Materials provided -
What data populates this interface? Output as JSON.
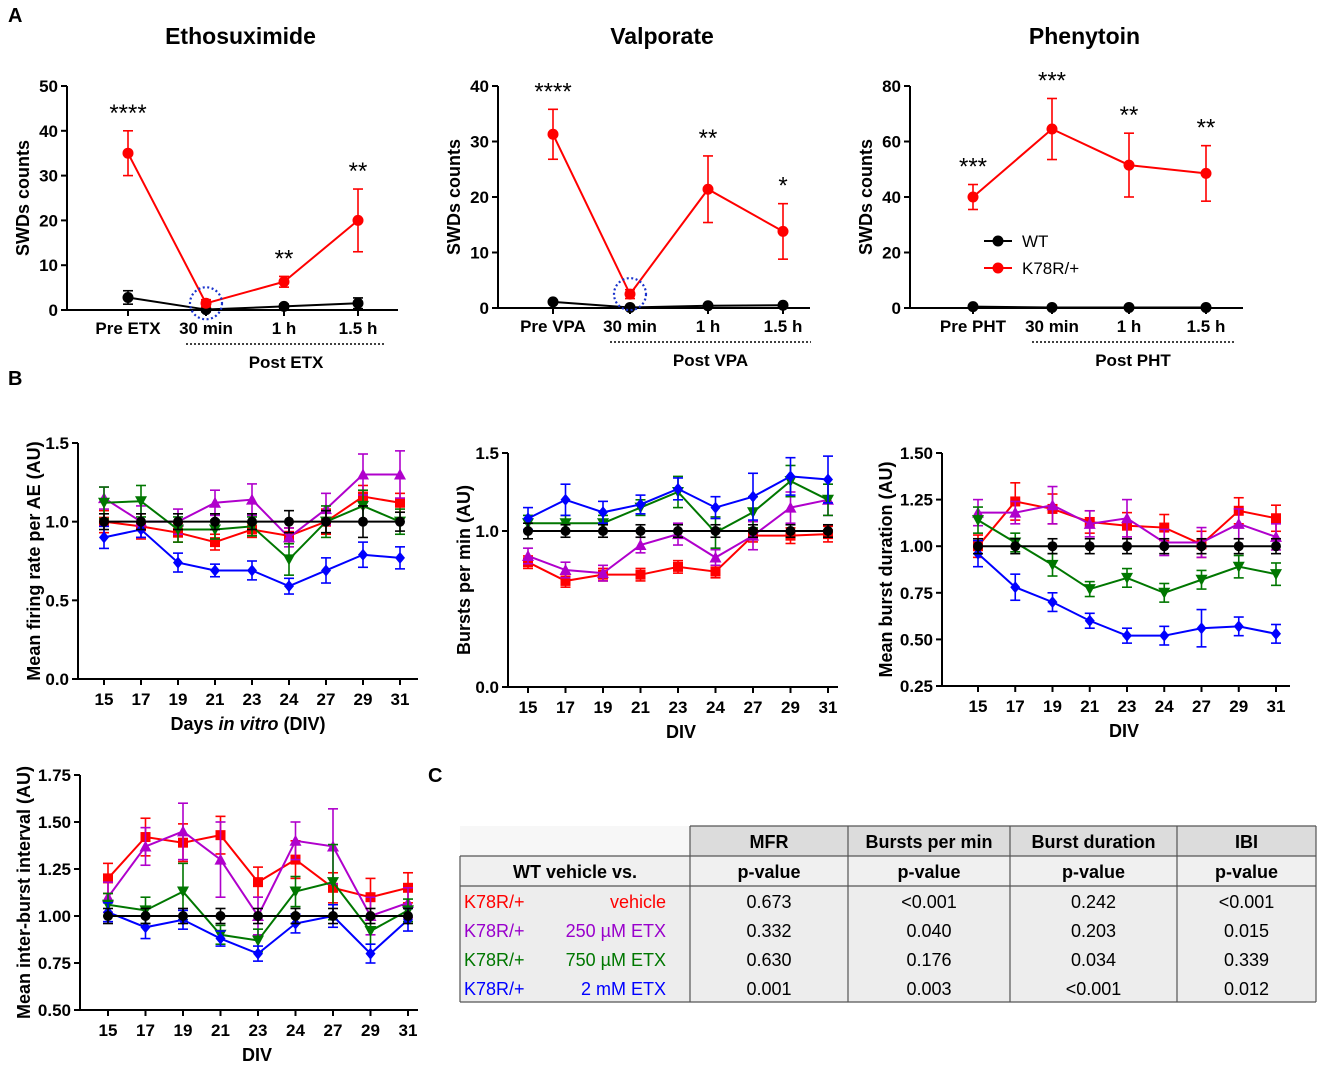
{
  "panel_labels": [
    "A",
    "B",
    "C"
  ],
  "chart_data": [
    {
      "id": "etx",
      "type": "line",
      "title": "Ethosuximide",
      "ylabel": "SWDs counts",
      "ylim": [
        0,
        50
      ],
      "yticks": [
        "0",
        "10",
        "20",
        "30",
        "40",
        "50"
      ],
      "categories": [
        "Pre ETX",
        "30 min",
        "1 h",
        "1.5 h"
      ],
      "post_label": "Post ETX",
      "series": [
        {
          "name": "WT",
          "color": "#000000",
          "values": [
            2.8,
            0.1,
            0.8,
            1.5
          ],
          "errors": [
            1.5,
            0.5,
            0.5,
            1.2
          ]
        },
        {
          "name": "K78R/+",
          "color": "#ff0000",
          "values": [
            35,
            1.5,
            6.3,
            20
          ],
          "errors": [
            5,
            0.8,
            1.2,
            7
          ]
        }
      ],
      "annotations": [
        "****",
        "**",
        "**"
      ],
      "annotation_idx": [
        0,
        2,
        3
      ],
      "circle_idx": 1
    },
    {
      "id": "vpa",
      "type": "line",
      "title": "Valporate",
      "ylabel": "SWDs counts",
      "ylim": [
        0,
        40
      ],
      "yticks": [
        "0",
        "10",
        "20",
        "30",
        "40"
      ],
      "categories": [
        "Pre VPA",
        "30 min",
        "1 h",
        "1.5 h"
      ],
      "post_label": "Post VPA",
      "series": [
        {
          "name": "WT",
          "color": "#000000",
          "values": [
            1.1,
            0.1,
            0.4,
            0.5
          ],
          "errors": [
            0.3,
            0.2,
            0.3,
            0.3
          ]
        },
        {
          "name": "K78R/+",
          "color": "#ff0000",
          "values": [
            31.3,
            2.5,
            21.4,
            13.8
          ],
          "errors": [
            4.5,
            0.8,
            6,
            5
          ]
        }
      ],
      "annotations": [
        "****",
        "**",
        "*"
      ],
      "annotation_idx": [
        0,
        2,
        3
      ],
      "circle_idx": 1
    },
    {
      "id": "pht",
      "type": "line",
      "title": "Phenytoin",
      "ylabel": "SWDs counts",
      "ylim": [
        0,
        80
      ],
      "yticks": [
        "0",
        "20",
        "40",
        "60",
        "80"
      ],
      "categories": [
        "Pre PHT",
        "30 min",
        "1 h",
        "1.5 h"
      ],
      "post_label": "Post PHT",
      "series": [
        {
          "name": "WT",
          "color": "#000000",
          "values": [
            0.5,
            0.2,
            0.2,
            0.2
          ],
          "errors": [
            0.3,
            0.2,
            0.2,
            0.2
          ]
        },
        {
          "name": "K78R/+",
          "color": "#ff0000",
          "values": [
            40,
            64.5,
            51.5,
            48.5
          ],
          "errors": [
            4.5,
            11,
            11.5,
            10
          ]
        }
      ],
      "annotations": [
        "***",
        "***",
        "**",
        "**"
      ],
      "annotation_idx": [
        0,
        1,
        2,
        3
      ],
      "legend": [
        "WT",
        "K78R/+"
      ],
      "legend_position": "center"
    },
    {
      "id": "mfr",
      "type": "line",
      "ylabel": "Mean firing rate per AE (AU)",
      "xlabel_parts": [
        "Days ",
        "in vitro",
        " (DIV)"
      ],
      "ylim": [
        0,
        1.5
      ],
      "yticks": [
        "0.0",
        "0.5",
        "1.0",
        "1.5"
      ],
      "ytick_values": [
        0,
        0.5,
        1.0,
        1.5
      ],
      "categories": [
        "15",
        "17",
        "19",
        "21",
        "23",
        "24",
        "27",
        "29",
        "31"
      ],
      "series": [
        {
          "name": "WT vehicle",
          "color": "#000000",
          "marker": "circle",
          "values": [
            1.0,
            1.0,
            1.0,
            1.0,
            1.0,
            1.0,
            1.0,
            1.0,
            1.0
          ],
          "errors": [
            0.05,
            0.05,
            0.05,
            0.05,
            0.05,
            0.07,
            0.07,
            0.1,
            0.06
          ]
        },
        {
          "name": "K78R/+ vehicle",
          "color": "#ff0000",
          "marker": "square",
          "values": [
            1.0,
            0.97,
            0.93,
            0.87,
            0.95,
            0.91,
            1.0,
            1.16,
            1.12
          ],
          "errors": [
            0.07,
            0.08,
            0.06,
            0.05,
            0.05,
            0.05,
            0.08,
            0.07,
            0.06
          ]
        },
        {
          "name": "K78R/+ 250 µM ETX",
          "color": "#b000cc",
          "marker": "triangle-up",
          "values": [
            1.15,
            1.0,
            1.0,
            1.12,
            1.14,
            0.9,
            1.08,
            1.3,
            1.3
          ],
          "errors": [
            0.07,
            0.1,
            0.08,
            0.08,
            0.1,
            0.06,
            0.1,
            0.13,
            0.15
          ]
        },
        {
          "name": "K78R/+ 750 µM ETX",
          "color": "#007700",
          "marker": "triangle-down",
          "values": [
            1.12,
            1.13,
            0.95,
            0.95,
            0.97,
            0.76,
            1.0,
            1.1,
            1.0
          ],
          "errors": [
            0.1,
            0.1,
            0.08,
            0.06,
            0.06,
            0.1,
            0.1,
            0.1,
            0.08
          ]
        },
        {
          "name": "K78R/+ 2 mM ETX",
          "color": "#0000ff",
          "marker": "diamond",
          "values": [
            0.9,
            0.95,
            0.74,
            0.69,
            0.69,
            0.59,
            0.69,
            0.79,
            0.77
          ],
          "errors": [
            0.07,
            0.05,
            0.06,
            0.04,
            0.06,
            0.05,
            0.08,
            0.08,
            0.07
          ]
        }
      ]
    },
    {
      "id": "bpm",
      "type": "line",
      "ylabel": "Bursts per min (AU)",
      "xlabel": "DIV",
      "ylim": [
        0,
        1.5
      ],
      "yticks": [
        "0.0",
        "1.0",
        "1.5"
      ],
      "ytick_values": [
        0,
        1.0,
        1.5
      ],
      "categories": [
        "15",
        "17",
        "19",
        "21",
        "23",
        "24",
        "27",
        "29",
        "31"
      ],
      "series": [
        {
          "name": "WT vehicle",
          "color": "#000000",
          "marker": "circle",
          "values": [
            1.0,
            1.0,
            1.0,
            1.0,
            1.0,
            1.0,
            1.0,
            1.0,
            1.0
          ],
          "errors": [
            0.05,
            0.04,
            0.04,
            0.04,
            0.04,
            0.04,
            0.04,
            0.04,
            0.04
          ]
        },
        {
          "name": "K78R/+ vehicle",
          "color": "#ff0000",
          "marker": "square",
          "values": [
            0.8,
            0.68,
            0.72,
            0.72,
            0.77,
            0.74,
            0.97,
            0.97,
            0.98
          ],
          "errors": [
            0.04,
            0.04,
            0.04,
            0.04,
            0.04,
            0.04,
            0.04,
            0.05,
            0.05
          ]
        },
        {
          "name": "K78R/+ 250 µM ETX",
          "color": "#b000cc",
          "marker": "triangle-up",
          "values": [
            0.84,
            0.75,
            0.73,
            0.91,
            0.98,
            0.83,
            0.97,
            1.15,
            1.2
          ],
          "errors": [
            0.05,
            0.05,
            0.05,
            0.05,
            0.07,
            0.05,
            0.09,
            0.1,
            0.1
          ]
        },
        {
          "name": "K78R/+ 750 µM ETX",
          "color": "#007700",
          "marker": "triangle-down",
          "values": [
            1.05,
            1.05,
            1.05,
            1.15,
            1.25,
            0.99,
            1.12,
            1.32,
            1.2
          ],
          "errors": [
            0.05,
            0.05,
            0.05,
            0.05,
            0.1,
            0.1,
            0.1,
            0.1,
            0.1
          ]
        },
        {
          "name": "K78R/+ 2 mM ETX",
          "color": "#0000ff",
          "marker": "diamond",
          "values": [
            1.08,
            1.2,
            1.12,
            1.17,
            1.27,
            1.15,
            1.22,
            1.35,
            1.33
          ],
          "errors": [
            0.07,
            0.1,
            0.07,
            0.06,
            0.07,
            0.07,
            0.15,
            0.12,
            0.15
          ]
        }
      ]
    },
    {
      "id": "bd",
      "type": "line",
      "ylabel": "Mean burst duration (AU)",
      "xlabel": "DIV",
      "ylim": [
        0.25,
        1.5
      ],
      "yticks": [
        "0.25",
        "0.50",
        "0.75",
        "1.00",
        "1.25",
        "1.50"
      ],
      "ytick_values": [
        0.25,
        0.5,
        0.75,
        1.0,
        1.25,
        1.5
      ],
      "categories": [
        "15",
        "17",
        "19",
        "21",
        "23",
        "24",
        "27",
        "29",
        "31"
      ],
      "series": [
        {
          "name": "WT vehicle",
          "color": "#000000",
          "marker": "circle",
          "values": [
            1.0,
            1.0,
            1.0,
            1.0,
            1.0,
            1.0,
            1.0,
            1.0,
            1.0
          ],
          "errors": [
            0.04,
            0.04,
            0.04,
            0.04,
            0.04,
            0.04,
            0.04,
            0.04,
            0.04
          ]
        },
        {
          "name": "K78R/+ vehicle",
          "color": "#ff0000",
          "marker": "square",
          "values": [
            1.0,
            1.24,
            1.2,
            1.13,
            1.11,
            1.1,
            1.01,
            1.19,
            1.15
          ],
          "errors": [
            0.06,
            0.1,
            0.08,
            0.06,
            0.07,
            0.07,
            0.07,
            0.07,
            0.07
          ]
        },
        {
          "name": "K78R/+ 250 µM ETX",
          "color": "#b000cc",
          "marker": "triangle-up",
          "values": [
            1.18,
            1.18,
            1.22,
            1.12,
            1.15,
            1.02,
            1.02,
            1.12,
            1.05
          ],
          "errors": [
            0.07,
            0.06,
            0.1,
            0.07,
            0.1,
            0.07,
            0.08,
            0.08,
            0.07
          ]
        },
        {
          "name": "K78R/+ 750 µM ETX",
          "color": "#007700",
          "marker": "triangle-down",
          "values": [
            1.14,
            1.02,
            0.9,
            0.77,
            0.83,
            0.75,
            0.82,
            0.89,
            0.85
          ],
          "errors": [
            0.07,
            0.05,
            0.06,
            0.04,
            0.05,
            0.05,
            0.05,
            0.06,
            0.06
          ]
        },
        {
          "name": "K78R/+ 2 mM ETX",
          "color": "#0000ff",
          "marker": "diamond",
          "values": [
            0.96,
            0.78,
            0.7,
            0.6,
            0.52,
            0.52,
            0.56,
            0.57,
            0.53
          ],
          "errors": [
            0.07,
            0.07,
            0.05,
            0.04,
            0.04,
            0.05,
            0.1,
            0.05,
            0.05
          ]
        }
      ]
    },
    {
      "id": "ibi",
      "type": "line",
      "ylabel": "Mean inter-burst interval (AU)",
      "xlabel": "DIV",
      "ylim": [
        0.5,
        1.75
      ],
      "yticks": [
        "0.50",
        "0.75",
        "1.00",
        "1.25",
        "1.50",
        "1.75"
      ],
      "ytick_values": [
        0.5,
        0.75,
        1.0,
        1.25,
        1.5,
        1.75
      ],
      "categories": [
        "15",
        "17",
        "19",
        "21",
        "23",
        "24",
        "27",
        "29",
        "31"
      ],
      "series": [
        {
          "name": "WT vehicle",
          "color": "#000000",
          "marker": "circle",
          "values": [
            1.0,
            1.0,
            1.0,
            1.0,
            1.0,
            1.0,
            1.0,
            1.0,
            1.0
          ],
          "errors": [
            0.04,
            0.04,
            0.04,
            0.04,
            0.04,
            0.04,
            0.04,
            0.04,
            0.04
          ]
        },
        {
          "name": "K78R/+ vehicle",
          "color": "#ff0000",
          "marker": "square",
          "values": [
            1.2,
            1.42,
            1.39,
            1.43,
            1.18,
            1.3,
            1.15,
            1.1,
            1.15
          ],
          "errors": [
            0.08,
            0.1,
            0.1,
            0.1,
            0.08,
            0.1,
            0.08,
            0.1,
            0.08
          ]
        },
        {
          "name": "K78R/+ 250 µM ETX",
          "color": "#b000cc",
          "marker": "triangle-up",
          "values": [
            1.1,
            1.37,
            1.45,
            1.3,
            1.0,
            1.4,
            1.37,
            1.0,
            1.07
          ],
          "errors": [
            0.08,
            0.1,
            0.15,
            0.2,
            0.1,
            0.1,
            0.2,
            0.1,
            0.08
          ]
        },
        {
          "name": "K78R/+ 750 µM ETX",
          "color": "#007700",
          "marker": "triangle-down",
          "values": [
            1.06,
            1.03,
            1.13,
            0.9,
            0.87,
            1.13,
            1.18,
            0.92,
            1.03
          ],
          "errors": [
            0.06,
            0.07,
            0.15,
            0.05,
            0.06,
            0.08,
            0.2,
            0.07,
            0.06
          ]
        },
        {
          "name": "K78R/+ 2 mM ETX",
          "color": "#0000ff",
          "marker": "diamond",
          "values": [
            1.02,
            0.94,
            0.98,
            0.88,
            0.8,
            0.96,
            1.0,
            0.8,
            0.98
          ],
          "errors": [
            0.05,
            0.06,
            0.05,
            0.04,
            0.04,
            0.05,
            0.06,
            0.05,
            0.06
          ]
        }
      ]
    }
  ],
  "table": {
    "columns": [
      "MFR",
      "Bursts per min",
      "Burst duration",
      "IBI"
    ],
    "row_header": "WT vehicle vs.",
    "sub_header": "p-value",
    "rows": [
      {
        "group": "K78R/+ ",
        "treatment": "vehicle",
        "color": "#ff0000",
        "values": [
          "0.673",
          "<0.001",
          "0.242",
          "<0.001"
        ]
      },
      {
        "group": "K78R/+ ",
        "treatment": "250 µM ETX",
        "color": "#9900cc",
        "values": [
          "0.332",
          "0.040",
          "0.203",
          "0.015"
        ]
      },
      {
        "group": "K78R/+ ",
        "treatment": "750 µM ETX",
        "color": "#007700",
        "values": [
          "0.630",
          "0.176",
          "0.034",
          "0.339"
        ]
      },
      {
        "group": "K78R/+ ",
        "treatment": "2 mM ETX",
        "color": "#0000ff",
        "values": [
          "0.001",
          "0.003",
          "<0.001",
          "0.012"
        ]
      }
    ]
  }
}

What is asked - Go through the records above and copy every line with the word "Post".

Complete answer -
      "post_label": "Post ETX",
      "post_label": "Post VPA",
      "post_label": "Post PHT",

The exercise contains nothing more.